» Instructions to follow:
Look through the records that follow. Copy every line containing the word "structured".

## Begin Given records

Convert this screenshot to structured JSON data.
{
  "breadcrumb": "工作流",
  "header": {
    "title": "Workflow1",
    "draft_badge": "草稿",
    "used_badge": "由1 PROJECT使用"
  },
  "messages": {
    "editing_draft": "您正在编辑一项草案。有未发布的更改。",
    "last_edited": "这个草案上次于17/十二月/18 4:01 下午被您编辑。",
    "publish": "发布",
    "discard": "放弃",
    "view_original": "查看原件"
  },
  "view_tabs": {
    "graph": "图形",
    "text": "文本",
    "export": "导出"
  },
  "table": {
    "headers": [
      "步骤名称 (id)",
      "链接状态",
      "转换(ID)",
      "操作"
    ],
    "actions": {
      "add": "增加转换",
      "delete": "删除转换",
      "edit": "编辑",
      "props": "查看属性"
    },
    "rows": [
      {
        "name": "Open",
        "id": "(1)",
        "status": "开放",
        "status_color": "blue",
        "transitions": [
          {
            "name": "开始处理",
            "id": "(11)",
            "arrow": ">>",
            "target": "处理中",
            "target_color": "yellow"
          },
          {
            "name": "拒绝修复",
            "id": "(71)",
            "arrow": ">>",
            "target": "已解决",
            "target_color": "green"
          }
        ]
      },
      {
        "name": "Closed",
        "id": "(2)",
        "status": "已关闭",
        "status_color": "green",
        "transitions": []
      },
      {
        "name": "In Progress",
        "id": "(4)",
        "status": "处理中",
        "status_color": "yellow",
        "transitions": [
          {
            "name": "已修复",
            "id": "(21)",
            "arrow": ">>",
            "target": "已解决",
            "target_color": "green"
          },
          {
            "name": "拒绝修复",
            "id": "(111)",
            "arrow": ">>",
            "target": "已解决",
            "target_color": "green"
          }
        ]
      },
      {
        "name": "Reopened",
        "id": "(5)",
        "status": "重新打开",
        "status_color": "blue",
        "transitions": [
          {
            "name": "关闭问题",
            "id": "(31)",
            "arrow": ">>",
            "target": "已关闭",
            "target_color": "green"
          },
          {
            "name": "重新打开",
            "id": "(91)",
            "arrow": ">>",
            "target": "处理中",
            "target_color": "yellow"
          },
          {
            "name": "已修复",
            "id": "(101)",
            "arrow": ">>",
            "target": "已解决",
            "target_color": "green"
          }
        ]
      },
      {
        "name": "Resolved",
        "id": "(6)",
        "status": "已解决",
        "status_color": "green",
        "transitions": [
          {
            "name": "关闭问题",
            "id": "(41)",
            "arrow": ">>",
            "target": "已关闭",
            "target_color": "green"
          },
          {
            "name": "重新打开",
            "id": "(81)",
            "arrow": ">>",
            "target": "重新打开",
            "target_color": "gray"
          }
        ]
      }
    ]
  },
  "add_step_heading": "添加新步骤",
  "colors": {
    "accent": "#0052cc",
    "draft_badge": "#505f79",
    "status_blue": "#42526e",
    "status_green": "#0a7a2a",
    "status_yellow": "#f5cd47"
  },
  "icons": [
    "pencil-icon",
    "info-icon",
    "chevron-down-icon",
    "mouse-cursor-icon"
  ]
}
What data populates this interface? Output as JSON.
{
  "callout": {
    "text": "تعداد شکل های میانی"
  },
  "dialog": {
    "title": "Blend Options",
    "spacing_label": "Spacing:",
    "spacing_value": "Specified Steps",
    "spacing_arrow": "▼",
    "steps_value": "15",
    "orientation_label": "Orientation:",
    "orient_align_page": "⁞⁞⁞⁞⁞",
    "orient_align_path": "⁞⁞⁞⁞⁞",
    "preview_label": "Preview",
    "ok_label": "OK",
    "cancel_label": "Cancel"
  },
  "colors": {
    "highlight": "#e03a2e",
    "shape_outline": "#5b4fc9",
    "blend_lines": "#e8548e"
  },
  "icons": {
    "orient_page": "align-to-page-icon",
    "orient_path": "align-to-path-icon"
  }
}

## End Given records
## Begin Given records

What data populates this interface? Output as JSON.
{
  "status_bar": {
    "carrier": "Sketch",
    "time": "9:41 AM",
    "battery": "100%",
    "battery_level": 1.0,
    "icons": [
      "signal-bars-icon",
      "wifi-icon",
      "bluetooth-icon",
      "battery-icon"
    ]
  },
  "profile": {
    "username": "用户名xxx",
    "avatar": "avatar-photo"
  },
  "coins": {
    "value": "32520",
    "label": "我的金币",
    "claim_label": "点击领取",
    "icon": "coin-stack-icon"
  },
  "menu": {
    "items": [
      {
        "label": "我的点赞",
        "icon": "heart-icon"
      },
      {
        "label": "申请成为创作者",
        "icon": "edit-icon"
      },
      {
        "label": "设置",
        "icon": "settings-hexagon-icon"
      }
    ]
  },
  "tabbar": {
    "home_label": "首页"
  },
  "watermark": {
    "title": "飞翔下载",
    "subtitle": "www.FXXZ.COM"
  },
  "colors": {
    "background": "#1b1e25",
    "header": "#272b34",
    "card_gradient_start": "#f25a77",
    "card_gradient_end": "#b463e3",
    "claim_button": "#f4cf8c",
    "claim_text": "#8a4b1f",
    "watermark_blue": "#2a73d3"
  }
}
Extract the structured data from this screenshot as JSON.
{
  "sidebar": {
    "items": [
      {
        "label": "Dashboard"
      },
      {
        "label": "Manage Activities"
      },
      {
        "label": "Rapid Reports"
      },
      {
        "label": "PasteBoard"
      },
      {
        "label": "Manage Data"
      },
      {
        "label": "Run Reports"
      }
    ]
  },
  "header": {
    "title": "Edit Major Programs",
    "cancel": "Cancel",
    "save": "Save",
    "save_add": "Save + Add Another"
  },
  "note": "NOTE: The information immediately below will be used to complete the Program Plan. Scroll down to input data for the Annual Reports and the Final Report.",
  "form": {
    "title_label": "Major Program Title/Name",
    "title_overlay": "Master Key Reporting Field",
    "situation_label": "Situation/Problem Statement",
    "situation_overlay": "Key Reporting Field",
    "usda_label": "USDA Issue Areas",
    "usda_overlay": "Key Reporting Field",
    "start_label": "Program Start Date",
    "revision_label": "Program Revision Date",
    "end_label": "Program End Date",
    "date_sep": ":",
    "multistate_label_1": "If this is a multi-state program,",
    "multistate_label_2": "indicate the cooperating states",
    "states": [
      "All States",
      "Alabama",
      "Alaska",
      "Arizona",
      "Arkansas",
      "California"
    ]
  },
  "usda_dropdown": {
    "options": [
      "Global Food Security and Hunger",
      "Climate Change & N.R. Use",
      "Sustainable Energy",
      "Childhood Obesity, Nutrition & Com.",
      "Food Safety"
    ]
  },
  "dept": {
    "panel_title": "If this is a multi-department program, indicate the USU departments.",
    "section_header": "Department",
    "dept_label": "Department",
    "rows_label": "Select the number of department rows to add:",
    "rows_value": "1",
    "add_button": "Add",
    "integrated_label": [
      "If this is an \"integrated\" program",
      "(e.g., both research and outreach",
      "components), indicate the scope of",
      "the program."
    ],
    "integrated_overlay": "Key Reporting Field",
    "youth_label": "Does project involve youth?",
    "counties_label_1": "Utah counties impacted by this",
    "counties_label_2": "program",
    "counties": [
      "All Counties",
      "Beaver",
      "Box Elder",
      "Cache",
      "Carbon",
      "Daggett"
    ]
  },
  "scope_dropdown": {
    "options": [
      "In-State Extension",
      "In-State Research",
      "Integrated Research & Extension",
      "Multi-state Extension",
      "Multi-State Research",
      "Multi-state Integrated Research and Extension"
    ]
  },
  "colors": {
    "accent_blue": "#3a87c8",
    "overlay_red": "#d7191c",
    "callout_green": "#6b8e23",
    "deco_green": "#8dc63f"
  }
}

## End Given records
## Begin Given records

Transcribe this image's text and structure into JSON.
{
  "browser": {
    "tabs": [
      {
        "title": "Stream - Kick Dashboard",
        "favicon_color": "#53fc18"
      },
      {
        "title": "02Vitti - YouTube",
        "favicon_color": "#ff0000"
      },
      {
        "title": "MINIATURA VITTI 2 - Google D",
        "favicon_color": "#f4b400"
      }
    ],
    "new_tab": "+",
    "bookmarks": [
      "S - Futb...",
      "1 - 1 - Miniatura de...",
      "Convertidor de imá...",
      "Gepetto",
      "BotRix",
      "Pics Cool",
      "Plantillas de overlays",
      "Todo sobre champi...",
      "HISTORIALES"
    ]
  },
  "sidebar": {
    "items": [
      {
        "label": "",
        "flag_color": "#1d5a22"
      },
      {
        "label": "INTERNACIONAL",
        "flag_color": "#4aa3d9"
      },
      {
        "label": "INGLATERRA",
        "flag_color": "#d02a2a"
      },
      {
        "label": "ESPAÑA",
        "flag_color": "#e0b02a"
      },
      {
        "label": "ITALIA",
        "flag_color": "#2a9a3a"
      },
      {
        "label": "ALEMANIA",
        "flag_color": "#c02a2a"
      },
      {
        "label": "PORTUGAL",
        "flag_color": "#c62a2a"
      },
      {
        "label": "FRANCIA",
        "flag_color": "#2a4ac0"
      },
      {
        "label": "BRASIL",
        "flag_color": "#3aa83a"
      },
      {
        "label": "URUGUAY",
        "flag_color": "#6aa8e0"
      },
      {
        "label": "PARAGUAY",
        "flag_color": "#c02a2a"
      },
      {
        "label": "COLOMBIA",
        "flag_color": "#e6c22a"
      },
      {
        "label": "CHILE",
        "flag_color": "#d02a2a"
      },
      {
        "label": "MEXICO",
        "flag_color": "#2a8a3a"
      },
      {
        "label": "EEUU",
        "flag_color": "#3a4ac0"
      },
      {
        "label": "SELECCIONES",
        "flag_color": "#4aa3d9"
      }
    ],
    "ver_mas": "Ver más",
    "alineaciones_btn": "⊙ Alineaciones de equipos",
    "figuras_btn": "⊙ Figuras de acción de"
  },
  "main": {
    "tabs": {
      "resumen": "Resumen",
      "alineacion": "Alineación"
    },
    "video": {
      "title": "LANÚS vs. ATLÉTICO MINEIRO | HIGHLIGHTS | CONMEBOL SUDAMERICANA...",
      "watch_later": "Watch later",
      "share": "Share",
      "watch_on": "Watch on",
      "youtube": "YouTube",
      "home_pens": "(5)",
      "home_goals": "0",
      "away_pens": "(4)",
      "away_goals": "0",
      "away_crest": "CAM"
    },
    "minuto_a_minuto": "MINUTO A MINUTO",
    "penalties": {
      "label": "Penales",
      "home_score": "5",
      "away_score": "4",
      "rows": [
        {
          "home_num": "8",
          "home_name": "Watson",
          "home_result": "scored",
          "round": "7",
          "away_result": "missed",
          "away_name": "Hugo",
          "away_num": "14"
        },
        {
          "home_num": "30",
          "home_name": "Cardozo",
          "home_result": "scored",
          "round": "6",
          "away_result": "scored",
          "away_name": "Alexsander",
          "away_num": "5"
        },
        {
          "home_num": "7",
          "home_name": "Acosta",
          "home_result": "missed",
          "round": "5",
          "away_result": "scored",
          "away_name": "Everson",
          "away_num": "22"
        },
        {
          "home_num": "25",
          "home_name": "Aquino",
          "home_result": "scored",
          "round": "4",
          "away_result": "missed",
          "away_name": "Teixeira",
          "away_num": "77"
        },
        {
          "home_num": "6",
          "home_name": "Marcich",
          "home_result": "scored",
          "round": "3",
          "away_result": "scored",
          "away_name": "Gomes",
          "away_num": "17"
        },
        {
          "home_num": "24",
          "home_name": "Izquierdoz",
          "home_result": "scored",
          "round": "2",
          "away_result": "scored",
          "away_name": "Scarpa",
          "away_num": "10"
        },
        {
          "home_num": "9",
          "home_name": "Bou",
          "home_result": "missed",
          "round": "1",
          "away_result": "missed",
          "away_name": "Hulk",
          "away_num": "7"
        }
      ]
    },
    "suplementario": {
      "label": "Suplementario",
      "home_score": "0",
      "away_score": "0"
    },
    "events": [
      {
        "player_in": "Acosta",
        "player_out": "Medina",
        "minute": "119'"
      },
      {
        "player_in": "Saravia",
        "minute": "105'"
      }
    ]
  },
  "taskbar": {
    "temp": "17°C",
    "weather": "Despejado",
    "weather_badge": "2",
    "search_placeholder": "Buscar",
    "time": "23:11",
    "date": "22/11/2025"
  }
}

## End Given records

» The reply:
Convert this screenshot to structured JSON data.
Extract the structured data from this screenshot as JSON.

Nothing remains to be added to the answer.